- **INSTRUCTION**: Tally the lines in these records that hold the string "this", and reply with the number alone.

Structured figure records
□ □ □ □
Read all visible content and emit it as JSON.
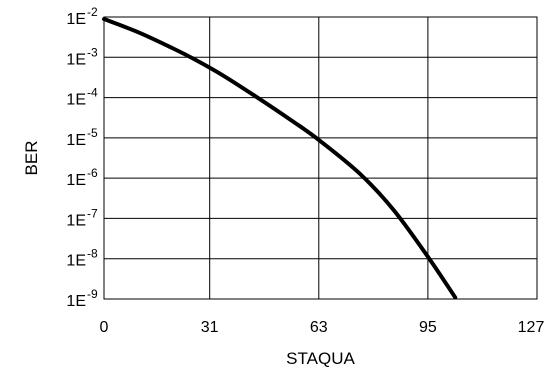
{
  "chart_data": {
    "type": "line",
    "title": "",
    "xlabel": "STAQUA",
    "ylabel": "BER",
    "x_ticks": [
      "0",
      "31",
      "63",
      "95",
      "127"
    ],
    "x_tick_values": [
      0,
      31,
      63,
      95,
      127
    ],
    "y_ticks": [
      {
        "base": "1E",
        "exp": "-2",
        "value": 0.01
      },
      {
        "base": "1E",
        "exp": "-3",
        "value": 0.001
      },
      {
        "base": "1E",
        "exp": "-4",
        "value": 0.0001
      },
      {
        "base": "1E",
        "exp": "-5",
        "value": 1e-05
      },
      {
        "base": "1E",
        "exp": "-6",
        "value": 1e-06
      },
      {
        "base": "1E",
        "exp": "-7",
        "value": 1e-07
      },
      {
        "base": "1E",
        "exp": "-8",
        "value": 1e-08
      },
      {
        "base": "1E",
        "exp": "-9",
        "value": 1e-09
      }
    ],
    "xlim": [
      0,
      127
    ],
    "ylim": [
      1e-09,
      0.01
    ],
    "yscale": "log",
    "grid": true,
    "legend": "none",
    "line_color": "#000000",
    "series": [
      {
        "x": [
          0,
          10,
          20,
          27,
          35,
          45,
          55,
          63,
          75,
          85,
          95,
          103
        ],
        "y": [
          0.0089,
          0.0042,
          0.0017,
          0.00085,
          0.00035,
          0.0001,
          2.7e-05,
          8.9e-06,
          1.3e-06,
          1.6e-07,
          1.12e-08,
          1.1e-09
        ]
      }
    ]
  }
}
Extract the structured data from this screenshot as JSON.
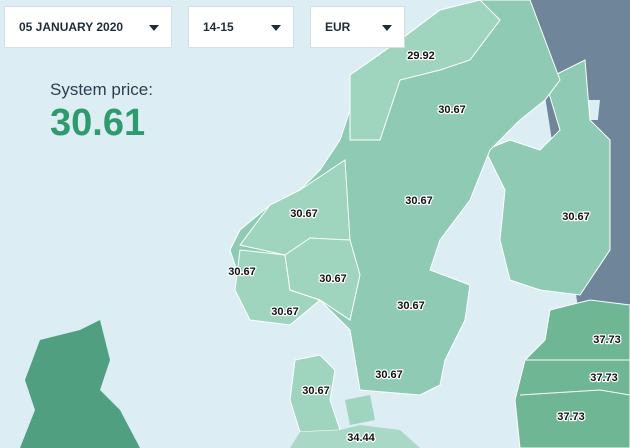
{
  "controls": {
    "date": "05 JANUARY 2020",
    "hour": "14-15",
    "currency": "EUR"
  },
  "system_price": {
    "label": "System price:",
    "value": 30.61
  },
  "areas": [
    {
      "price": 29.92
    },
    {
      "price": 30.67
    },
    {
      "price": 30.67
    },
    {
      "price": 30.67
    },
    {
      "price": 30.67
    },
    {
      "price": 30.67
    },
    {
      "price": 30.67
    },
    {
      "price": 30.67
    },
    {
      "price": 30.67
    },
    {
      "price": 30.67
    },
    {
      "price": 30.67
    },
    {
      "price": 37.73
    },
    {
      "price": 37.73
    },
    {
      "price": 37.73
    },
    {
      "price": 34.44
    }
  ]
}
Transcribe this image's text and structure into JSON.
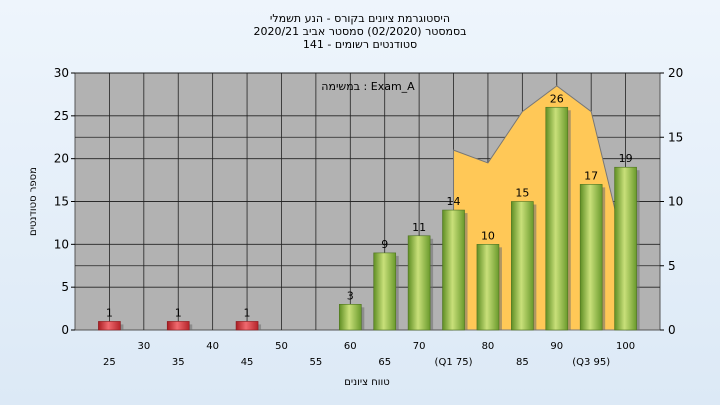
□ □ □ □
- **RESULT OF THE TASK**: 2